[What is asked]
State the number of lines that contain the word "families", and add nothing else.

* START Data rows *

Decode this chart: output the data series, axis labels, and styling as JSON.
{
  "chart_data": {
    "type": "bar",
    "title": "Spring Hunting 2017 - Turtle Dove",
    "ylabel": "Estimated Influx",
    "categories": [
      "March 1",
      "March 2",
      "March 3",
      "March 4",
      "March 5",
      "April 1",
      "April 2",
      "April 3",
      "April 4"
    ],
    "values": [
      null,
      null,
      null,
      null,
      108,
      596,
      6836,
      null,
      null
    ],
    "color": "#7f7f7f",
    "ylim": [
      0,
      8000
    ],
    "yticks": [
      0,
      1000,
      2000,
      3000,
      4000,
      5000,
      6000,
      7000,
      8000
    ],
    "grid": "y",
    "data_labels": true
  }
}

* END Data rows *
* START Data rows *

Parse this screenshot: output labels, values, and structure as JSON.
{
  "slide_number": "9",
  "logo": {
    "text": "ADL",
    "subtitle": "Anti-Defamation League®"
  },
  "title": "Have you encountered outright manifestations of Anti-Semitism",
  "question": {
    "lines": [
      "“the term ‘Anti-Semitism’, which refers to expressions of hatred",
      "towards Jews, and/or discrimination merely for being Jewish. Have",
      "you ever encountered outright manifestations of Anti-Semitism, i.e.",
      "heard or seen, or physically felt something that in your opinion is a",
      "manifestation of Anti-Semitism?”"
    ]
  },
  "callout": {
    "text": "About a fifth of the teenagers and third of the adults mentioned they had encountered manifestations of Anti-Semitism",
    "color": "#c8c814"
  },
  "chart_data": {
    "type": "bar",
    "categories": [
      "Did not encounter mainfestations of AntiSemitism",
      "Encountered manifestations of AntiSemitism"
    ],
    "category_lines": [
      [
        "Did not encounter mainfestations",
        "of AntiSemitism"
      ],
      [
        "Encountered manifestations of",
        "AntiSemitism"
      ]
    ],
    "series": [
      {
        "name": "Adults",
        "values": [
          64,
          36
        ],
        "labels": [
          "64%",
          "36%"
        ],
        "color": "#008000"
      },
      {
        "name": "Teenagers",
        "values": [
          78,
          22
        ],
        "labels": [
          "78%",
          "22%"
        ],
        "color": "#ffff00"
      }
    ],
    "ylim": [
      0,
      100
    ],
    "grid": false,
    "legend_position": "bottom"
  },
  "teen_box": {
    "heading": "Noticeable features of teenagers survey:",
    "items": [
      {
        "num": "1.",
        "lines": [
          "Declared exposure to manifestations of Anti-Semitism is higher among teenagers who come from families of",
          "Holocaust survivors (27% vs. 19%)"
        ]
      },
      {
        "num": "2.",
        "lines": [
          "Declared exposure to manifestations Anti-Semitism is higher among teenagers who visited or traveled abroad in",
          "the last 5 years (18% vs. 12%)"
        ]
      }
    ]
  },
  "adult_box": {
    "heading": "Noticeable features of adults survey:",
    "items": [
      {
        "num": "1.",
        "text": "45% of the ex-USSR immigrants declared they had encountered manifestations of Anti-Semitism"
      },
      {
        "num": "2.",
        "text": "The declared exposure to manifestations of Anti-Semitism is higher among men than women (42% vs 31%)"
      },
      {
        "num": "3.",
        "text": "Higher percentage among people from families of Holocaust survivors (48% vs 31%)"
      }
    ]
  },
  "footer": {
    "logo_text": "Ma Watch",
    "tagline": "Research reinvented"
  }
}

* END Data rows *

[The solution]
2